[Extracted records]
_ _ _ _
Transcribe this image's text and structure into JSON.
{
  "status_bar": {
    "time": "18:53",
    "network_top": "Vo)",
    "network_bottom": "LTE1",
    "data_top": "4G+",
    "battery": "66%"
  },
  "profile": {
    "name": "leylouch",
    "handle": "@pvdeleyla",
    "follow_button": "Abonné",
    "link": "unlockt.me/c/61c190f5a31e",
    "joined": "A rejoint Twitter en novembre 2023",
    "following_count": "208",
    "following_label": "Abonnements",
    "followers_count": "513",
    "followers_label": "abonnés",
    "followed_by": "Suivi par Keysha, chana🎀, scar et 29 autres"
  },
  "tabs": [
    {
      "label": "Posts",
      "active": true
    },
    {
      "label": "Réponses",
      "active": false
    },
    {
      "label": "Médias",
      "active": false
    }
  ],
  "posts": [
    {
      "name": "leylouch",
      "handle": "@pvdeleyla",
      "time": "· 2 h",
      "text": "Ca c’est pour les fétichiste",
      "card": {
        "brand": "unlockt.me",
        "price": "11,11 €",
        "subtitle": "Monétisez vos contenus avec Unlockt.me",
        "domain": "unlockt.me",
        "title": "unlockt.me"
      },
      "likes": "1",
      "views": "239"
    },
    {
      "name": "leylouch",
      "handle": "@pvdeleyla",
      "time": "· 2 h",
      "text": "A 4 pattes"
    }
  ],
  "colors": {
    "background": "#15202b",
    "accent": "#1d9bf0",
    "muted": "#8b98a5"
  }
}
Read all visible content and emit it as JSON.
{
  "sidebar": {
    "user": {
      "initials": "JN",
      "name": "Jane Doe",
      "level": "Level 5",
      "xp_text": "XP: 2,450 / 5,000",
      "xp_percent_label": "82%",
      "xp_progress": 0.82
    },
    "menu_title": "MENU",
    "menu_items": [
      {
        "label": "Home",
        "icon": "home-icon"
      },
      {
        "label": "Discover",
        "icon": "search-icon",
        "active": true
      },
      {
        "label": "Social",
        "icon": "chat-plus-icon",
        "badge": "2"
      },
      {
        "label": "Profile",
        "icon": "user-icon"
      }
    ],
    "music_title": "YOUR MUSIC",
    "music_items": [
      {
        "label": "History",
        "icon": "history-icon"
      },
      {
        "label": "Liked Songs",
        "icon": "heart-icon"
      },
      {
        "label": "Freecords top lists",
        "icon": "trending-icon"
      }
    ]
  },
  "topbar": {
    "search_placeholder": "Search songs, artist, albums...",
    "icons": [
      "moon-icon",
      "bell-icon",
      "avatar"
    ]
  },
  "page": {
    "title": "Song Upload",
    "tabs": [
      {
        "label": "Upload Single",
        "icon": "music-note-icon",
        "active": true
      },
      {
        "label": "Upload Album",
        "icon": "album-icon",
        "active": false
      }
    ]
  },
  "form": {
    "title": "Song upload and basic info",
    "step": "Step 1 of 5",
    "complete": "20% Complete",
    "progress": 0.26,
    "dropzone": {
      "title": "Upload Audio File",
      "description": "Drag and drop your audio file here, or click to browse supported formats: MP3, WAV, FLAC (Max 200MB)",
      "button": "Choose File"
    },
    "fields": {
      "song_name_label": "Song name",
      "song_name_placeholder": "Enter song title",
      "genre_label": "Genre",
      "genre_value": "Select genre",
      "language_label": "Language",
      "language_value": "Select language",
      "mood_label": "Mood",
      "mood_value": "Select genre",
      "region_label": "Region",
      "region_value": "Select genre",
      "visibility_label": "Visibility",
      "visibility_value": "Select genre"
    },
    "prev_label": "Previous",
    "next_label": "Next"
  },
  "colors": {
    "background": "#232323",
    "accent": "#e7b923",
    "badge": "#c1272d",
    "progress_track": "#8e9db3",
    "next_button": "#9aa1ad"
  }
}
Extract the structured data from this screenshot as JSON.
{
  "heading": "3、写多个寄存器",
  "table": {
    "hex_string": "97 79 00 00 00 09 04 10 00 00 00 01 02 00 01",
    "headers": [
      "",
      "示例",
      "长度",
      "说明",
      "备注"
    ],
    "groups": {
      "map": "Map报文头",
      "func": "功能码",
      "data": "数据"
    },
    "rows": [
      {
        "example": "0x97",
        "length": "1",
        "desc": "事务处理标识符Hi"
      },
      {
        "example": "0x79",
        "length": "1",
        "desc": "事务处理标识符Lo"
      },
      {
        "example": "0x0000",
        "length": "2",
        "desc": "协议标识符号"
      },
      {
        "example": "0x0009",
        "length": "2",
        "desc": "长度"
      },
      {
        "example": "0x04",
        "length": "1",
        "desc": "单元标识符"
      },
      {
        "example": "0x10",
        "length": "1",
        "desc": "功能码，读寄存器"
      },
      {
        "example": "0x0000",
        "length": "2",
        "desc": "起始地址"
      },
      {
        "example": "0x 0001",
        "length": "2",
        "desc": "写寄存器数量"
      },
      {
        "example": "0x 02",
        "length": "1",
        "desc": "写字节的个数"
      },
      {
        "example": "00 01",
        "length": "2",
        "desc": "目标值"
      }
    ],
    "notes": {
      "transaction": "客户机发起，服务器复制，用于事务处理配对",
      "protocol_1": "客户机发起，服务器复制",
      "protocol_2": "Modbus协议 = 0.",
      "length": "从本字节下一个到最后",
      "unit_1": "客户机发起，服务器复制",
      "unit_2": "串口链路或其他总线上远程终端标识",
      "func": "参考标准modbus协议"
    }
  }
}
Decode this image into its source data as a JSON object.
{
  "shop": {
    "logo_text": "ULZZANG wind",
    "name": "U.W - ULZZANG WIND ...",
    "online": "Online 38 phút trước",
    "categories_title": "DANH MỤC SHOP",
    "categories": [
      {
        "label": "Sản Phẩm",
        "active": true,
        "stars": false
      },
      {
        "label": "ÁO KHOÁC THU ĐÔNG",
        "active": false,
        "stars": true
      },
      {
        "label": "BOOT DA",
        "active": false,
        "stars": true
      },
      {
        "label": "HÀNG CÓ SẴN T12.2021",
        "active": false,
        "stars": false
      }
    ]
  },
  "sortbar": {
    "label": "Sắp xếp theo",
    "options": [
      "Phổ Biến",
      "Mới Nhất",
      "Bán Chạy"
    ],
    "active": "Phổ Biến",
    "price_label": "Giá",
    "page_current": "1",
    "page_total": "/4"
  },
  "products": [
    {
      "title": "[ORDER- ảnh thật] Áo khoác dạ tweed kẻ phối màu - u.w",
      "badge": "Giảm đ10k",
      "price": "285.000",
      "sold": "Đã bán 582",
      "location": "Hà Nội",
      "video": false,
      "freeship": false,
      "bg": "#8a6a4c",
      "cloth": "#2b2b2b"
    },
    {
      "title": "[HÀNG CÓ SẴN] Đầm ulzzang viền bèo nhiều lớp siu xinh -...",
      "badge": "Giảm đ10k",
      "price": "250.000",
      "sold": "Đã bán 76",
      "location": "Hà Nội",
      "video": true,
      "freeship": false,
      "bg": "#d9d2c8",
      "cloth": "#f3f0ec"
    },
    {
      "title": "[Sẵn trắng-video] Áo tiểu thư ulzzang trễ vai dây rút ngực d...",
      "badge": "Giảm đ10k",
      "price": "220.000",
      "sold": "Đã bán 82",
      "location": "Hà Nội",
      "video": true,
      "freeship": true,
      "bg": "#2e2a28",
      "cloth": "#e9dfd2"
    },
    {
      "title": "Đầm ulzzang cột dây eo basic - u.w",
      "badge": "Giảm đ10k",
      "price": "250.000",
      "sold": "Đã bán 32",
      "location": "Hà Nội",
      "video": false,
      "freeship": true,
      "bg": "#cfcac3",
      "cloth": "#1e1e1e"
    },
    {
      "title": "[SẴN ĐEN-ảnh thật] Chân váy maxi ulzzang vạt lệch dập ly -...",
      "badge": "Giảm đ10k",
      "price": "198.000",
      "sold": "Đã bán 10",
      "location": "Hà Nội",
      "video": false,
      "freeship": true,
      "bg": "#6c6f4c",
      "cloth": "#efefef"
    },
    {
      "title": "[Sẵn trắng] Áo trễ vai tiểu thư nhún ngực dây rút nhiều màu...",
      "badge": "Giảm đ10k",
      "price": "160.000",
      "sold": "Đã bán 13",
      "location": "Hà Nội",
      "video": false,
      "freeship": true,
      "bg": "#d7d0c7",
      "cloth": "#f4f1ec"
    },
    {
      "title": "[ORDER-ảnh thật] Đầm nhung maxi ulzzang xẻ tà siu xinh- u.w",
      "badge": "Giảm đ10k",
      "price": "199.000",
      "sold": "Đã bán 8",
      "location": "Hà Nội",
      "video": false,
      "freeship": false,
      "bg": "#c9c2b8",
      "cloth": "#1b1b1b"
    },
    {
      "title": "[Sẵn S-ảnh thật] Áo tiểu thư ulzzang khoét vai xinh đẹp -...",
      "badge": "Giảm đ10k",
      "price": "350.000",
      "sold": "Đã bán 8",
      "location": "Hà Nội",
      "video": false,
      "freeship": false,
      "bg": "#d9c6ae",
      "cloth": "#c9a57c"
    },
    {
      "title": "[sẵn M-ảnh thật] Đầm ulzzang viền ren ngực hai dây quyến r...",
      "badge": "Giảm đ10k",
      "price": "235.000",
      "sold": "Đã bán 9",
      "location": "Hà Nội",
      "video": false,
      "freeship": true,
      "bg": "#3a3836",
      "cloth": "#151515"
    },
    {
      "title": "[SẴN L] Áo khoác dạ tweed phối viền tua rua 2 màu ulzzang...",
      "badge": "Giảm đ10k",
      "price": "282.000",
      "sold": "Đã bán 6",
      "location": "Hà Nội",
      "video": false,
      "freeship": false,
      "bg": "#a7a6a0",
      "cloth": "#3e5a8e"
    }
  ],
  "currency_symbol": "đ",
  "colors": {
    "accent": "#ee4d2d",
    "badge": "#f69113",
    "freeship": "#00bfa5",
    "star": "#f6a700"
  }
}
_ _ _ _
Show each line of the data that contains the string "ORDER".

RESULT:
      "title": "[ORDER- ảnh thật] Áo khoác dạ tweed kẻ phối màu - u.w",
      "title": "[ORDER-ảnh thật] Đầm nhung maxi ulzzang xẻ tà siu xinh- u.w",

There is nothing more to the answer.